_Input:_
********************

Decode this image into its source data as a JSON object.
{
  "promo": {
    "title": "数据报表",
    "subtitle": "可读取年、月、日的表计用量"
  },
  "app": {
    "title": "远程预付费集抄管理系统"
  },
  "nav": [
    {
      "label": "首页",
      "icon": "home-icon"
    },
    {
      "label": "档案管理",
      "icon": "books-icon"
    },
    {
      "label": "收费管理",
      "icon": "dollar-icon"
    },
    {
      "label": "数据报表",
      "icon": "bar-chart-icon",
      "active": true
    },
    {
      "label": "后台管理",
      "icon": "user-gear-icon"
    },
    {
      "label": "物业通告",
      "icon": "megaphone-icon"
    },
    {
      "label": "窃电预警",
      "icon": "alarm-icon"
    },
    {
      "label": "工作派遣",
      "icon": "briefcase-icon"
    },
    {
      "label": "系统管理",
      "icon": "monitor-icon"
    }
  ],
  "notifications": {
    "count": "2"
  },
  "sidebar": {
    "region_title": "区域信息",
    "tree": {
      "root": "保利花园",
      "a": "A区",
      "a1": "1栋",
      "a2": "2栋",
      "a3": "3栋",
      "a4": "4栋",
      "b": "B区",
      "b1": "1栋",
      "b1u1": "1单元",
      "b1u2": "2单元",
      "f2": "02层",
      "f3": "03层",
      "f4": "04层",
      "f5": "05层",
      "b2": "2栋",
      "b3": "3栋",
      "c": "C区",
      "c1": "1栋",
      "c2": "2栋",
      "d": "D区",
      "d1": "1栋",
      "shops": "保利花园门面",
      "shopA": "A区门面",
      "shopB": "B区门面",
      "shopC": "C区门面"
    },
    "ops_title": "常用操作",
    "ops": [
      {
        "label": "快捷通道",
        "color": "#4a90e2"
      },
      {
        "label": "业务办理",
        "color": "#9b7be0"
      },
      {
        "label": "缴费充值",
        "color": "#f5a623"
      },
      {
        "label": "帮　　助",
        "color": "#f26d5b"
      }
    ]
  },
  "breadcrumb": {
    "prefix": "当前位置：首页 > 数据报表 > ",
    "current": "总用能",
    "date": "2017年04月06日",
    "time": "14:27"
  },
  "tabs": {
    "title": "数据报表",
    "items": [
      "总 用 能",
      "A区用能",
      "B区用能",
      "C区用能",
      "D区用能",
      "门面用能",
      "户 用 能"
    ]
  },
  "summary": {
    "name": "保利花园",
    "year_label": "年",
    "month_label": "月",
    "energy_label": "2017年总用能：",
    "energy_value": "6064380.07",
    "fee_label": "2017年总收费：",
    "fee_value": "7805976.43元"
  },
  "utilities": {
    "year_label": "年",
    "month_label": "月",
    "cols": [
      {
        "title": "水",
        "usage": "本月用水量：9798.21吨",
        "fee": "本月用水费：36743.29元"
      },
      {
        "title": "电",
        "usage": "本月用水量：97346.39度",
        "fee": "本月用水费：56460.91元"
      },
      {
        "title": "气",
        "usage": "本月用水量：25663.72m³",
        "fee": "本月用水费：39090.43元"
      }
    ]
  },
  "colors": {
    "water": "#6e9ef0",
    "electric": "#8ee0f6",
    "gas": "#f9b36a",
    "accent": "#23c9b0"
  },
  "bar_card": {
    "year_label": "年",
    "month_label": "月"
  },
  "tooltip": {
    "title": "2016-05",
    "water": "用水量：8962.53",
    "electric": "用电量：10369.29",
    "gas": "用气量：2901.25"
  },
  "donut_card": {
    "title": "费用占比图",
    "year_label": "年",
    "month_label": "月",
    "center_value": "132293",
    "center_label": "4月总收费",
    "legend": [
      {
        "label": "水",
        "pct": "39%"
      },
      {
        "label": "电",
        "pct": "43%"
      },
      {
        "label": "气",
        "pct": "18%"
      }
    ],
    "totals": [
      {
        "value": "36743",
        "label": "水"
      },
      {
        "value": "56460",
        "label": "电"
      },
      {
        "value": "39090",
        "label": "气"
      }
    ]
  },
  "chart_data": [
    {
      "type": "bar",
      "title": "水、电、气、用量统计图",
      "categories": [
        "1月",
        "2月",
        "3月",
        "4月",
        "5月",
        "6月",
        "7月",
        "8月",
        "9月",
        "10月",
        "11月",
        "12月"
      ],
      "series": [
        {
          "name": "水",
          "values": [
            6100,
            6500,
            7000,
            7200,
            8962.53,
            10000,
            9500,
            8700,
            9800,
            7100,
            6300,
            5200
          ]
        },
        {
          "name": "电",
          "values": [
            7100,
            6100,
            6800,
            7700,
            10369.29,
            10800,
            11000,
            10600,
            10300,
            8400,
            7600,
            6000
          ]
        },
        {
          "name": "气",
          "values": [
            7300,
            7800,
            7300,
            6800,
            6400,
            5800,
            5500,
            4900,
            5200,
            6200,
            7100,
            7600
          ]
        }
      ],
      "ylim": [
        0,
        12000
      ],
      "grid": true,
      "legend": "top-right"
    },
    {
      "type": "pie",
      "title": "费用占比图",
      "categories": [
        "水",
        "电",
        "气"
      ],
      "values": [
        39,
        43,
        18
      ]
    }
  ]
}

********************

_Aim:_ Determine how many lines in the data above contain the string "数据报表". Give nothing except the number.

_Completed task:_ 4